■ **GOAL OF THE EXERCISE**
Write out all the entries word for word and omit any pictures.

Collected data entries:
----------

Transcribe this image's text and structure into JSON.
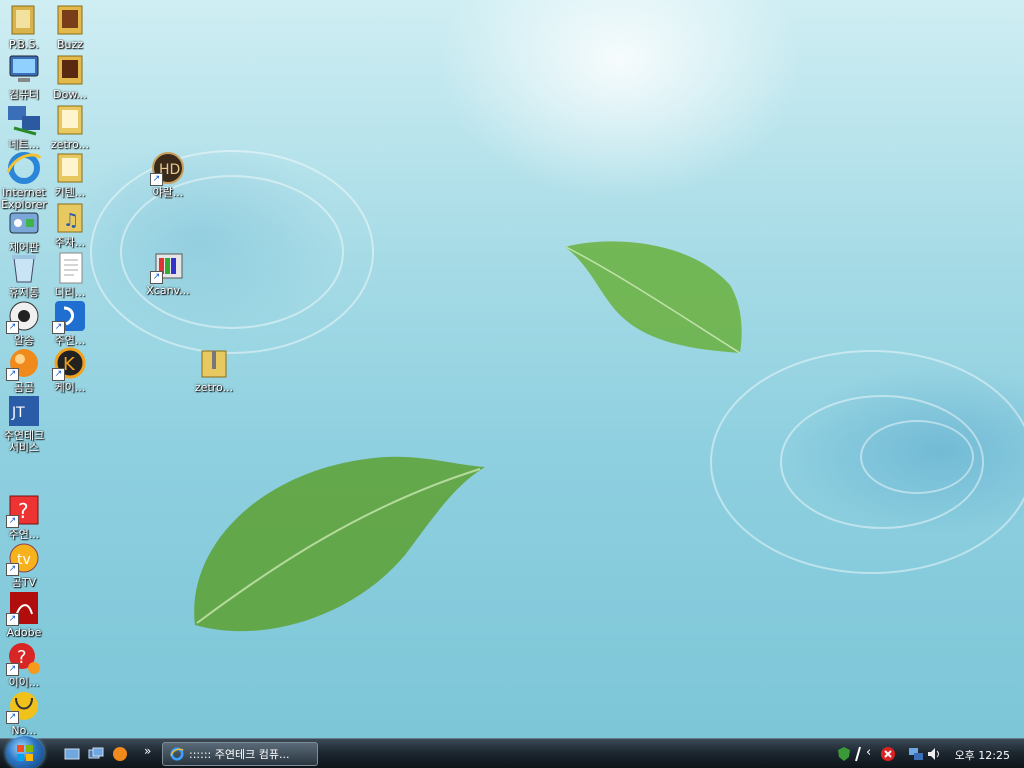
{
  "desktop": {
    "icons": [
      {
        "label": "P.B.S."
      },
      {
        "label": "Buzz"
      },
      {
        "label": "컴퓨터"
      },
      {
        "label": "Dow..."
      },
      {
        "label": "네트..."
      },
      {
        "label": "zetro..."
      },
      {
        "label": "Internet Explorer"
      },
      {
        "label": "키텐..."
      },
      {
        "label": "제어판"
      },
      {
        "label": "주차..."
      },
      {
        "label": "휴지통"
      },
      {
        "label": "디리..."
      },
      {
        "label": "알송"
      },
      {
        "label": "주연..."
      },
      {
        "label": "곰곰"
      },
      {
        "label": "케이..."
      },
      {
        "label": "주연테크 서비스"
      },
      {
        "label": "주연..."
      },
      {
        "label": "곰TV"
      },
      {
        "label": "Adobe"
      },
      {
        "label": "이이..."
      },
      {
        "label": "No..."
      },
      {
        "label": "야랄..."
      },
      {
        "label": "Xcanv..."
      },
      {
        "label": "zetro..."
      }
    ]
  },
  "taskbar": {
    "task_label": ":::::: 주연테크 컴퓨...",
    "clock": "오후 12:25",
    "chevron": "»",
    "tray_chevron": "‹"
  },
  "colors": {
    "taskbar": "#1d2730",
    "accent": "#2b74c2"
  }
}
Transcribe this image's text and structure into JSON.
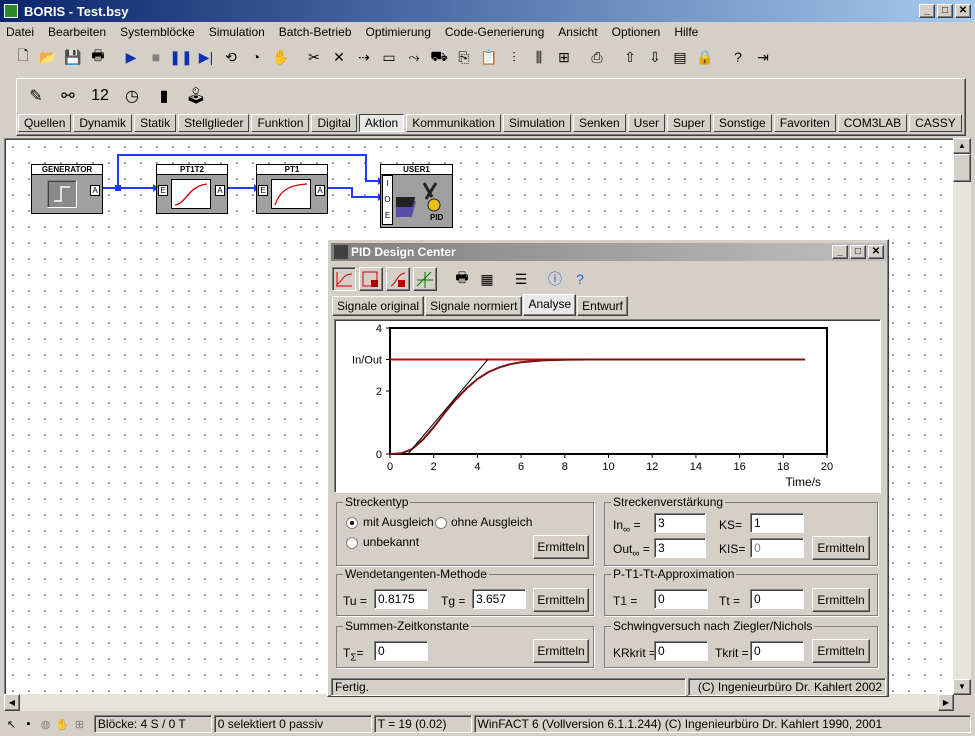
{
  "window": {
    "title": "BORIS - Test.bsy",
    "minimize": "_",
    "maximize": "□",
    "close": "✕"
  },
  "menu": [
    "Datei",
    "Bearbeiten",
    "Systemblöcke",
    "Simulation",
    "Batch-Betrieb",
    "Optimierung",
    "Code-Generierung",
    "Ansicht",
    "Optionen",
    "Hilfe"
  ],
  "toolbar_icons": [
    "new-file-icon",
    "open-folder-icon",
    "save-icon",
    "print-icon",
    "play-icon",
    "stop-icon",
    "pause-icon",
    "step-icon",
    "reset-icon",
    "clock-icon",
    "hand-icon",
    "cut-icon",
    "delete-icon",
    "connect-icon",
    "block-icon",
    "wire-icon",
    "truck-icon",
    "copy-icon",
    "paste-icon",
    "align-icon",
    "distribute-icon",
    "grid-icon",
    "library-icon",
    "move-up-icon",
    "move-down-icon",
    "property-icon",
    "lock-icon",
    "help-icon",
    "exit-icon"
  ],
  "palette_icons": [
    "pencil-block-icon",
    "connector-icon",
    "number-block-icon",
    "meter-icon",
    "bargraph-icon",
    "joystick-icon"
  ],
  "palette_tabs": [
    "Quellen",
    "Dynamik",
    "Statik",
    "Stellglieder",
    "Funktion",
    "Digital",
    "Aktion",
    "Kommunikation",
    "Simulation",
    "Senken",
    "User",
    "Super",
    "Sonstige",
    "Favoriten",
    "COM3LAB",
    "CASSY"
  ],
  "active_palette_tab": "Aktion",
  "blocks": {
    "generator": {
      "title": "GENERATOR",
      "out": "A"
    },
    "pt1t2": {
      "title": "PT1T2",
      "in": "E",
      "out": "A"
    },
    "pt1": {
      "title": "PT1",
      "in": "E",
      "out": "A"
    },
    "user1": {
      "title": "USER1",
      "ports": [
        "I",
        "O",
        "E"
      ],
      "tag": "PID"
    }
  },
  "status": {
    "blocks": "Blöcke: 4 S / 0 T",
    "selected": "0 selektiert  0 passiv",
    "time": "T = 19  (0.02)",
    "version": "WinFACT 6 (Vollversion 6.1.1.244)  (C) Ingenieurbüro Dr. Kahlert 1990, 2001"
  },
  "dialog": {
    "title": "PID Design Center",
    "tabs": [
      "Signale original",
      "Signale normiert",
      "Analyse",
      "Entwurf"
    ],
    "active_tab": "Analyse",
    "statusbar_left": "Fertig.",
    "statusbar_right": "(C) Ingenieurbüro Dr. Kahlert 2002",
    "streckentyp": {
      "title": "Streckentyp",
      "opt1": "mit Ausgleich",
      "opt2": "ohne Ausgleich",
      "opt3": "unbekannt",
      "selected": "mit Ausgleich",
      "btn": "Ermitteln"
    },
    "verstaerkung": {
      "title": "Streckenverstärkung",
      "in_label": "In",
      "inf": "∞",
      "in_eq": "=",
      "in_val": "3",
      "out_label": "Out",
      "out_val": "3",
      "ks_label": "KS=",
      "ks_val": "1",
      "kis_label": "KIS=",
      "kis_val": "0",
      "btn": "Ermitteln"
    },
    "wendetangente": {
      "title": "Wendetangenten-Methode",
      "tu_label": "Tu =",
      "tu_val": "0.8175",
      "tg_label": "Tg =",
      "tg_val": "3.657",
      "btn": "Ermitteln"
    },
    "approx": {
      "title": "P-T1-Tt-Approximation",
      "t1_label": "T1 =",
      "t1_val": "0",
      "tt_label": "Tt =",
      "tt_val": "0",
      "btn": "Ermitteln"
    },
    "summen": {
      "title": "Summen-Zeitkonstante",
      "label": "T",
      "sub": "Σ",
      "eq": "=",
      "val": "0",
      "btn": "Ermitteln"
    },
    "ziegler": {
      "title": "Schwingversuch nach Ziegler/Nichols",
      "kr_label": "KRkrit =",
      "kr_val": "0",
      "tk_label": "Tkrit =",
      "tk_val": "0",
      "btn": "Ermitteln"
    }
  },
  "chart_data": {
    "type": "line",
    "xlabel": "Time/s",
    "ylabel": "",
    "xlim": [
      0,
      20
    ],
    "ylim": [
      0,
      4
    ],
    "xticks": [
      "0",
      "2",
      "4",
      "6",
      "8",
      "10",
      "12",
      "14",
      "16",
      "18",
      "20"
    ],
    "yticks": [
      "0",
      "2",
      "4"
    ],
    "ymarker_label": "In/Out",
    "series": [
      {
        "role": "input",
        "color": "#cc0000",
        "x": [
          0,
          19
        ],
        "y": [
          3,
          3
        ]
      },
      {
        "role": "output",
        "color": "#7a1010",
        "x": [
          0,
          0.5,
          1,
          1.5,
          2,
          2.5,
          3,
          3.5,
          4,
          4.5,
          5,
          5.5,
          6,
          7,
          8,
          9,
          10,
          12,
          14,
          16,
          19
        ],
        "y": [
          0,
          0.02,
          0.15,
          0.45,
          0.85,
          1.3,
          1.72,
          2.08,
          2.38,
          2.6,
          2.75,
          2.85,
          2.91,
          2.97,
          2.99,
          3,
          3,
          3,
          3,
          3,
          3
        ]
      },
      {
        "role": "tangent",
        "color": "#000000",
        "x": [
          0.8175,
          4.4745
        ],
        "y": [
          0,
          3
        ]
      }
    ],
    "grid": false
  }
}
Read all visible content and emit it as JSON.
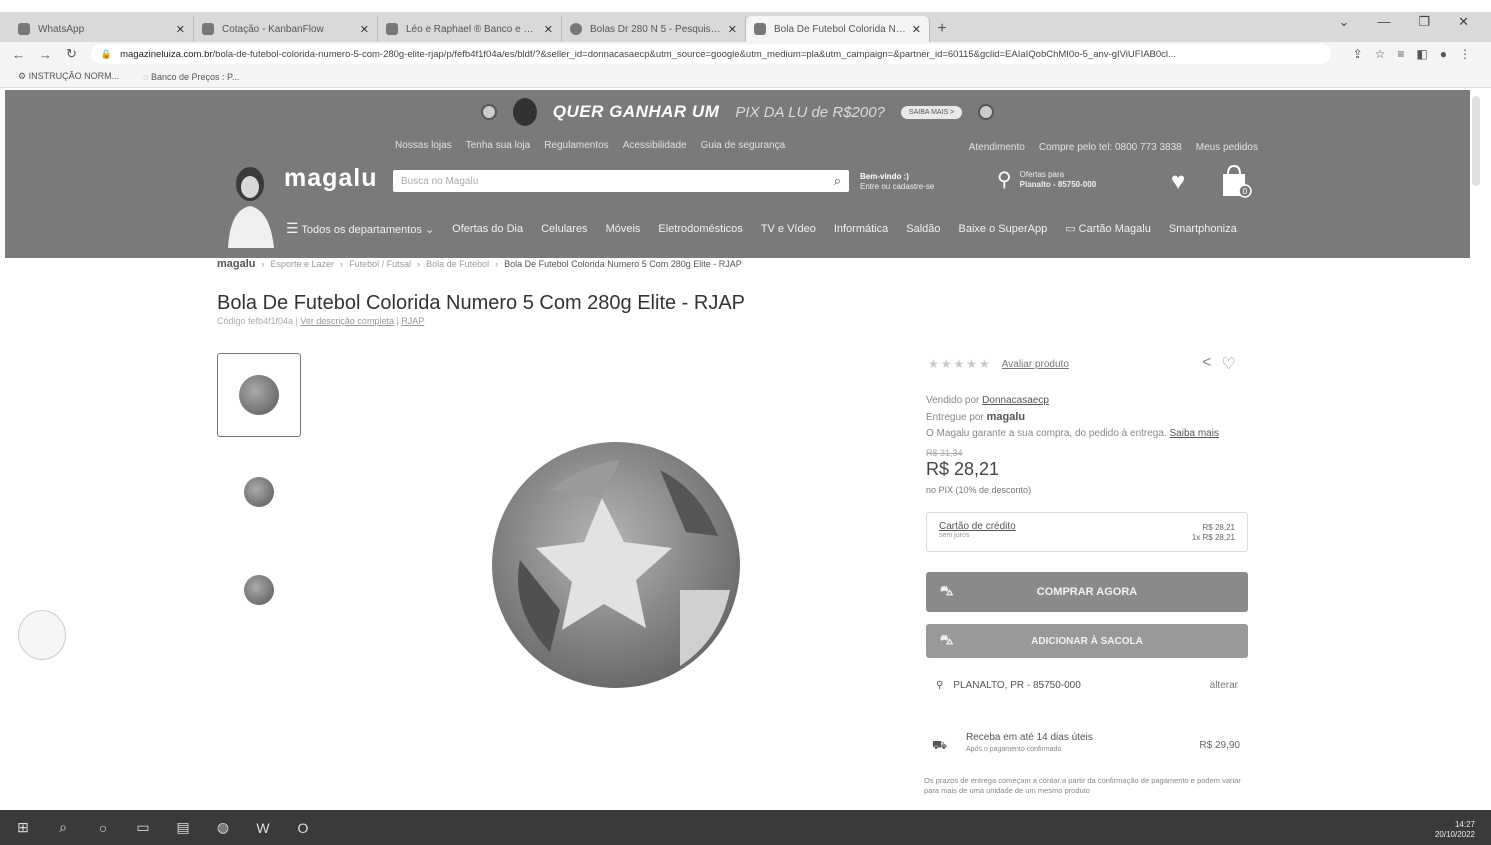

----------

■ **RESPONSE BELOW**
Transcribe this image's text and structure into JSON.
{
  "desktop": {
    "icons": [
      {
        "label": "P.B.S."
      },
      {
        "label": "Buzz"
      },
      {
        "label": "컴퓨터"
      },
      {
        "label": "Dow..."
      },
      {
        "label": "네트..."
      },
      {
        "label": "zetro..."
      },
      {
        "label": "Internet Explorer"
      },
      {
        "label": "키텐..."
      },
      {
        "label": "제어판"
      },
      {
        "label": "주차..."
      },
      {
        "label": "휴지통"
      },
      {
        "label": "디리..."
      },
      {
        "label": "알송"
      },
      {
        "label": "주연..."
      },
      {
        "label": "곰곰"
      },
      {
        "label": "케이..."
      },
      {
        "label": "주연테크 서비스"
      },
      {
        "label": "주연..."
      },
      {
        "label": "곰TV"
      },
      {
        "label": "Adobe"
      },
      {
        "label": "이이..."
      },
      {
        "label": "No..."
      },
      {
        "label": "야랄..."
      },
      {
        "label": "Xcanv..."
      },
      {
        "label": "zetro..."
      }
    ]
  },
  "taskbar": {
    "task_label": ":::::: 주연테크 컴퓨...",
    "clock": "오후 12:25",
    "chevron": "»",
    "tray_chevron": "‹"
  },
  "colors": {
    "taskbar": "#1d2730",
    "accent": "#2b74c2"
  }
}
Transcribe this image's text and structure into JSON.
{
  "window": {
    "title": "BORIS - Test.bsy",
    "minimize": "_",
    "maximize": "□",
    "close": "✕"
  },
  "menu": [
    "Datei",
    "Bearbeiten",
    "Systemblöcke",
    "Simulation",
    "Batch-Betrieb",
    "Optimierung",
    "Code-Generierung",
    "Ansicht",
    "Optionen",
    "Hilfe"
  ],
  "toolbar_icons": [
    "new-file-icon",
    "open-folder-icon",
    "save-icon",
    "print-icon",
    "play-icon",
    "stop-icon",
    "pause-icon",
    "step-icon",
    "reset-icon",
    "clock-icon",
    "hand-icon",
    "cut-icon",
    "delete-icon",
    "connect-icon",
    "block-icon",
    "wire-icon",
    "truck-icon",
    "copy-icon",
    "paste-icon",
    "align-icon",
    "distribute-icon",
    "grid-icon",
    "library-icon",
    "move-up-icon",
    "move-down-icon",
    "property-icon",
    "lock-icon",
    "help-icon",
    "exit-icon"
  ],
  "palette_icons": [
    "pencil-block-icon",
    "connector-icon",
    "number-block-icon",
    "meter-icon",
    "bargraph-icon",
    "joystick-icon"
  ],
  "palette_tabs": [
    "Quellen",
    "Dynamik",
    "Statik",
    "Stellglieder",
    "Funktion",
    "Digital",
    "Aktion",
    "Kommunikation",
    "Simulation",
    "Senken",
    "User",
    "Super",
    "Sonstige",
    "Favoriten",
    "COM3LAB",
    "CASSY"
  ],
  "active_palette_tab": "Aktion",
  "blocks": {
    "generator": {
      "title": "GENERATOR",
      "out": "A"
    },
    "pt1t2": {
      "title": "PT1T2",
      "in": "E",
      "out": "A"
    },
    "pt1": {
      "title": "PT1",
      "in": "E",
      "out": "A"
    },
    "user1": {
      "title": "USER1",
      "ports": [
        "I",
        "O",
        "E"
      ],
      "tag": "PID"
    }
  },
  "status": {
    "blocks": "Blöcke: 4 S / 0 T",
    "selected": "0 selektiert  0 passiv",
    "time": "T = 19  (0.02)",
    "version": "WinFACT 6 (Vollversion 6.1.1.244)  (C) Ingenieurbüro Dr. Kahlert 1990, 2001"
  },
  "dialog": {
    "title": "PID Design Center",
    "tabs": [
      "Signale original",
      "Signale normiert",
      "Analyse",
      "Entwurf"
    ],
    "active_tab": "Analyse",
    "statusbar_left": "Fertig.",
    "statusbar_right": "(C) Ingenieurbüro Dr. Kahlert 2002",
    "streckentyp": {
      "title": "Streckentyp",
      "opt1": "mit Ausgleich",
      "opt2": "ohne Ausgleich",
      "opt3": "unbekannt",
      "selected": "mit Ausgleich",
      "btn": "Ermitteln"
    },
    "verstaerkung": {
      "title": "Streckenverstärkung",
      "in_label": "In",
      "inf": "∞",
      "in_eq": "=",
      "in_val": "3",
      "out_label": "Out",
      "out_val": "3",
      "ks_label": "KS=",
      "ks_val": "1",
      "kis_label": "KIS=",
      "kis_val": "0",
      "btn": "Ermitteln"
    },
    "wendetangente": {
      "title": "Wendetangenten-Methode",
      "tu_label": "Tu =",
      "tu_val": "0.8175",
      "tg_label": "Tg =",
      "tg_val": "3.657",
      "btn": "Ermitteln"
    },
    "approx": {
      "title": "P-T1-Tt-Approximation",
      "t1_label": "T1 =",
      "t1_val": "0",
      "tt_label": "Tt =",
      "tt_val": "0",
      "btn": "Ermitteln"
    },
    "summen": {
      "title": "Summen-Zeitkonstante",
      "label": "T",
      "sub": "Σ",
      "eq": "=",
      "val": "0",
      "btn": "Ermitteln"
    },
    "ziegler": {
      "title": "Schwingversuch nach Ziegler/Nichols",
      "kr_label": "KRkrit =",
      "kr_val": "0",
      "tk_label": "Tkrit =",
      "tk_val": "0",
      "btn": "Ermitteln"
    }
  },
  "chart_data": {
    "type": "line",
    "xlabel": "Time/s",
    "ylabel": "",
    "xlim": [
      0,
      20
    ],
    "ylim": [
      0,
      4
    ],
    "xticks": [
      "0",
      "2",
      "4",
      "6",
      "8",
      "10",
      "12",
      "14",
      "16",
      "18",
      "20"
    ],
    "yticks": [
      "0",
      "2",
      "4"
    ],
    "ymarker_label": "In/Out",
    "series": [
      {
        "role": "input",
        "color": "#cc0000",
        "x": [
          0,
          19
        ],
        "y": [
          3,
          3
        ]
      },
      {
        "role": "output",
        "color": "#7a1010",
        "x": [
          0,
          0.5,
          1,
          1.5,
          2,
          2.5,
          3,
          3.5,
          4,
          4.5,
          5,
          5.5,
          6,
          7,
          8,
          9,
          10,
          12,
          14,
          16,
          19
        ],
        "y": [
          0,
          0.02,
          0.15,
          0.45,
          0.85,
          1.3,
          1.72,
          2.08,
          2.38,
          2.6,
          2.75,
          2.85,
          2.91,
          2.97,
          2.99,
          3,
          3,
          3,
          3,
          3,
          3
        ]
      },
      {
        "role": "tangent",
        "color": "#000000",
        "x": [
          0.8175,
          4.4745
        ],
        "y": [
          0,
          3
        ]
      }
    ],
    "grid": false
  }
}
Read all visible content and emit it as JSON.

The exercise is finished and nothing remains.